* Task details: All material below is to be reproduced exactly.

* Exercise materials:

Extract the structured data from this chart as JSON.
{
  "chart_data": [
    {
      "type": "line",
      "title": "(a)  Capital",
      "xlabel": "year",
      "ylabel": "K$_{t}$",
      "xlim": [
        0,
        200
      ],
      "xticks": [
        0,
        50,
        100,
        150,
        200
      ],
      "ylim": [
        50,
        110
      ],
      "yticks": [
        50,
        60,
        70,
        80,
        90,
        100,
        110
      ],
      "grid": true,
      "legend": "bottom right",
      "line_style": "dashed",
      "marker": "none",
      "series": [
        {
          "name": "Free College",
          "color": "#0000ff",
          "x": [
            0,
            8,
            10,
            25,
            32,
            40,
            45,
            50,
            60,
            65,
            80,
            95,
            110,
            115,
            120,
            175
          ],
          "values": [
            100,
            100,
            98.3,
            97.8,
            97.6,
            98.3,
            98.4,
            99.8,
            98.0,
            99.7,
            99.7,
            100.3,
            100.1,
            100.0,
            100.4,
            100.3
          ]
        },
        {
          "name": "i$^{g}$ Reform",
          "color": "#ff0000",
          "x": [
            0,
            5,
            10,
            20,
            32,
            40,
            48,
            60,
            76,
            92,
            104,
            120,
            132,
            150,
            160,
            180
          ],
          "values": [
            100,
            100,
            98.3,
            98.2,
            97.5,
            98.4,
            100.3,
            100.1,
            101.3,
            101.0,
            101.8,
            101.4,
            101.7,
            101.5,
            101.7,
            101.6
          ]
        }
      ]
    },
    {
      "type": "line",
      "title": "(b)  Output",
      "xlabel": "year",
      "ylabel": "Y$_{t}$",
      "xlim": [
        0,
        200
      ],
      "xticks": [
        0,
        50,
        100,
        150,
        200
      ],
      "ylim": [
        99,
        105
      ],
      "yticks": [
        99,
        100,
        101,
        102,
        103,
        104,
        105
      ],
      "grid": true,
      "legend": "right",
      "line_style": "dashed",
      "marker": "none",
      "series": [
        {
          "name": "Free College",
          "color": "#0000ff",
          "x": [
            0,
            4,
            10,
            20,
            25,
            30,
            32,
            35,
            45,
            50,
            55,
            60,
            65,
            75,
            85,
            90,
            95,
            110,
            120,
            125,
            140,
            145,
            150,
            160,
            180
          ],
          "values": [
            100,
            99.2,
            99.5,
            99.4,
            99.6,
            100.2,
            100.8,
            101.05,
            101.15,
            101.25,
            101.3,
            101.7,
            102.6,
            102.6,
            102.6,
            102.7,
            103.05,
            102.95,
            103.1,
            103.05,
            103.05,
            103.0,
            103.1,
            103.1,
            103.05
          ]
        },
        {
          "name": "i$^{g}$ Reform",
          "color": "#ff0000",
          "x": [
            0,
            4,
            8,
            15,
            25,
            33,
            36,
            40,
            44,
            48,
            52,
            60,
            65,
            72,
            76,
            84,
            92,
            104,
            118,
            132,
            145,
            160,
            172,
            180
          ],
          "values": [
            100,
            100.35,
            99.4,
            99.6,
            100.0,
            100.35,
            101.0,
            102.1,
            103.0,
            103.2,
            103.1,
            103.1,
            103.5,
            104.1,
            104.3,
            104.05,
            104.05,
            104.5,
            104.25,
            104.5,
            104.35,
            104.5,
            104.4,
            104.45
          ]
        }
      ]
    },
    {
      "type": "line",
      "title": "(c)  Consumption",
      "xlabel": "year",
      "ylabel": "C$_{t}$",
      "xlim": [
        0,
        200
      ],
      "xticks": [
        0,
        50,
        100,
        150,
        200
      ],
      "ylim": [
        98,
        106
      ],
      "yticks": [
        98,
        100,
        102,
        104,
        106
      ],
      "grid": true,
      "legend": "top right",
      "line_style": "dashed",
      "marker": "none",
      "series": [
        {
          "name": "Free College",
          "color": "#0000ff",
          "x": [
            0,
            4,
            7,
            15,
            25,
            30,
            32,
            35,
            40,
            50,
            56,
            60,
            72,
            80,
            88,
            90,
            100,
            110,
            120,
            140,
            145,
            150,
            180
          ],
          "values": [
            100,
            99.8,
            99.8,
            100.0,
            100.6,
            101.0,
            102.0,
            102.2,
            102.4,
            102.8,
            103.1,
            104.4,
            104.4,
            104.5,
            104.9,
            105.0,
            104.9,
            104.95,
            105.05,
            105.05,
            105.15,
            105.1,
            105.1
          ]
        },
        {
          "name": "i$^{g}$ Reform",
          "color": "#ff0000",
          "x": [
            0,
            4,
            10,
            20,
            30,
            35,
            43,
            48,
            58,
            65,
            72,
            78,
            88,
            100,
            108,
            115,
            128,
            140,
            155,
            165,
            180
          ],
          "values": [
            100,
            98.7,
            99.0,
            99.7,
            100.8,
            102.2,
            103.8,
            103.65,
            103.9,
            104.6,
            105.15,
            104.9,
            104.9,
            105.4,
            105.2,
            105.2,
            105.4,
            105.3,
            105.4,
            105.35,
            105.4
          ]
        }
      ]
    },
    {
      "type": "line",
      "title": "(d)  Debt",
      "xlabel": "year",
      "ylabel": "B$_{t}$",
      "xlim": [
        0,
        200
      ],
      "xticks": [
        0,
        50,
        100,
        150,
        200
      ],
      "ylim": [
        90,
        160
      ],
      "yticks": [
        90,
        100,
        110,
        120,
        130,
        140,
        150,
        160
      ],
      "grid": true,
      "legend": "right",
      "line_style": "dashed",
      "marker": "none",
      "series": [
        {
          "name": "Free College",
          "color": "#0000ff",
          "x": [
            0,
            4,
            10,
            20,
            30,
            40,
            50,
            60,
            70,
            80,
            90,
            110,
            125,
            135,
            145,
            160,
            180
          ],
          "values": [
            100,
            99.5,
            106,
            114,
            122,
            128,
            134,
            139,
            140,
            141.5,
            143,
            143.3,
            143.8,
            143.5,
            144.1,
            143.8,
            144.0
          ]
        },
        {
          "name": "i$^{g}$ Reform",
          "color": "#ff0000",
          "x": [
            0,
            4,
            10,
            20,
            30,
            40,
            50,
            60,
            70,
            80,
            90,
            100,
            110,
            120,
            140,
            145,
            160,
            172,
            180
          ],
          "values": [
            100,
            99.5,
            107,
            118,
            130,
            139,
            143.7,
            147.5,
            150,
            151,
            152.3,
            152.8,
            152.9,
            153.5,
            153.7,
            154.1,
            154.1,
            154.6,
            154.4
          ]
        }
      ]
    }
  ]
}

* Exercise result:
Extract the structured data from this chart as JSON.
{
  "chart_data": [
    {
      "type": "line",
      "title": "(a)  Capital",
      "xlabel": "year",
      "ylabel": "K$_{t}$",
      "xlim": [
        0,
        200
      ],
      "xticks": [
        0,
        50,
        100,
        150,
        200
      ],
      "ylim": [
        50,
        110
      ],
      "yticks": [
        50,
        60,
        70,
        80,
        90,
        100,
        110
      ],
      "grid": true,
      "legend": "bottom right",
      "line_style": "dashed",
      "marker": "none",
      "series": [
        {
          "name": "Free College",
          "color": "#0000ff",
          "x": [
            0,
            8,
            10,
            25,
            32,
            40,
            45,
            50,
            60,
            65,
            80,
            95,
            110,
            115,
            120,
            175
          ],
          "values": [
            100,
            100,
            98.3,
            97.8,
            97.6,
            98.3,
            98.4,
            99.8,
            98.0,
            99.7,
            99.7,
            100.3,
            100.1,
            100.0,
            100.4,
            100.3
          ]
        },
        {
          "name": "i$^{g}$ Reform",
          "color": "#ff0000",
          "x": [
            0,
            5,
            10,
            20,
            32,
            40,
            48,
            60,
            76,
            92,
            104,
            120,
            132,
            150,
            160,
            180
          ],
          "values": [
            100,
            100,
            98.3,
            98.2,
            97.5,
            98.4,
            100.3,
            100.1,
            101.3,
            101.0,
            101.8,
            101.4,
            101.7,
            101.5,
            101.7,
            101.6
          ]
        }
      ]
    },
    {
      "type": "line",
      "title": "(b)  Output",
      "xlabel": "year",
      "ylabel": "Y$_{t}$",
      "xlim": [
        0,
        200
      ],
      "xticks": [
        0,
        50,
        100,
        150,
        200
      ],
      "ylim": [
        99,
        105
      ],
      "yticks": [
        99,
        100,
        101,
        102,
        103,
        104,
        105
      ],
      "grid": true,
      "legend": "right",
      "line_style": "dashed",
      "marker": "none",
      "series": [
        {
          "name": "Free College",
          "color": "#0000ff",
          "x": [
            0,
            4,
            10,
            20,
            25,
            30,
            32,
            35,
            45,
            50,
            55,
            60,
            65,
            75,
            85,
            90,
            95,
            110,
            120,
            125,
            140,
            145,
            150,
            160,
            180
          ],
          "values": [
            100,
            99.2,
            99.5,
            99.4,
            99.6,
            100.2,
            100.8,
            101.05,
            101.15,
            101.25,
            101.3,
            101.7,
            102.6,
            102.6,
            102.6,
            102.7,
            103.05,
            102.95,
            103.1,
            103.05,
            103.05,
            103.0,
            103.1,
            103.1,
            103.05
          ]
        },
        {
          "name": "i$^{g}$ Reform",
          "color": "#ff0000",
          "x": [
            0,
            4,
            8,
            15,
            25,
            33,
            36,
            40,
            44,
            48,
            52,
            60,
            65,
            72,
            76,
            84,
            92,
            104,
            118,
            132,
            145,
            160,
            172,
            180
          ],
          "values": [
            100,
            100.35,
            99.4,
            99.6,
            100.0,
            100.35,
            101.0,
            102.1,
            103.0,
            103.2,
            103.1,
            103.1,
            103.5,
            104.1,
            104.3,
            104.05,
            104.05,
            104.5,
            104.25,
            104.5,
            104.35,
            104.5,
            104.4,
            104.45
          ]
        }
      ]
    },
    {
      "type": "line",
      "title": "(c)  Consumption",
      "xlabel": "year",
      "ylabel": "C$_{t}$",
      "xlim": [
        0,
        200
      ],
      "xticks": [
        0,
        50,
        100,
        150,
        200
      ],
      "ylim": [
        98,
        106
      ],
      "yticks": [
        98,
        100,
        102,
        104,
        106
      ],
      "grid": true,
      "legend": "top right",
      "line_style": "dashed",
      "marker": "none",
      "series": [
        {
          "name": "Free College",
          "color": "#0000ff",
          "x": [
            0,
            4,
            7,
            15,
            25,
            30,
            32,
            35,
            40,
            50,
            56,
            60,
            72,
            80,
            88,
            90,
            100,
            110,
            120,
            140,
            145,
            150,
            180
          ],
          "values": [
            100,
            99.8,
            99.8,
            100.0,
            100.6,
            101.0,
            102.0,
            102.2,
            102.4,
            102.8,
            103.1,
            104.4,
            104.4,
            104.5,
            104.9,
            105.0,
            104.9,
            104.95,
            105.05,
            105.05,
            105.15,
            105.1,
            105.1
          ]
        },
        {
          "name": "i$^{g}$ Reform",
          "color": "#ff0000",
          "x": [
            0,
            4,
            10,
            20,
            30,
            35,
            43,
            48,
            58,
            65,
            72,
            78,
            88,
            100,
            108,
            115,
            128,
            140,
            155,
            165,
            180
          ],
          "values": [
            100,
            98.7,
            99.0,
            99.7,
            100.8,
            102.2,
            103.8,
            103.65,
            103.9,
            104.6,
            105.15,
            104.9,
            104.9,
            105.4,
            105.2,
            105.2,
            105.4,
            105.3,
            105.4,
            105.35,
            105.4
          ]
        }
      ]
    },
    {
      "type": "line",
      "title": "(d)  Debt",
      "xlabel": "year",
      "ylabel": "B$_{t}$",
      "xlim": [
        0,
        200
      ],
      "xticks": [
        0,
        50,
        100,
        150,
        200
      ],
      "ylim": [
        90,
        160
      ],
      "yticks": [
        90,
        100,
        110,
        120,
        130,
        140,
        150,
        160
      ],
      "grid": true,
      "legend": "right",
      "line_style": "dashed",
      "marker": "none",
      "series": [
        {
          "name": "Free College",
          "color": "#0000ff",
          "x": [
            0,
            4,
            10,
            20,
            30,
            40,
            50,
            60,
            70,
            80,
            90,
            110,
            125,
            135,
            145,
            160,
            180
          ],
          "values": [
            100,
            99.5,
            106,
            114,
            122,
            128,
            134,
            139,
            140,
            141.5,
            143,
            143.3,
            143.8,
            143.5,
            144.1,
            143.8,
            144.0
          ]
        },
        {
          "name": "i$^{g}$ Reform",
          "color": "#ff0000",
          "x": [
            0,
            4,
            10,
            20,
            30,
            40,
            50,
            60,
            70,
            80,
            90,
            100,
            110,
            120,
            140,
            145,
            160,
            172,
            180
          ],
          "values": [
            100,
            99.5,
            107,
            118,
            130,
            139,
            143.7,
            147.5,
            150,
            151,
            152.3,
            152.8,
            152.9,
            153.5,
            153.7,
            154.1,
            154.1,
            154.6,
            154.4
          ]
        }
      ]
    }
  ]
}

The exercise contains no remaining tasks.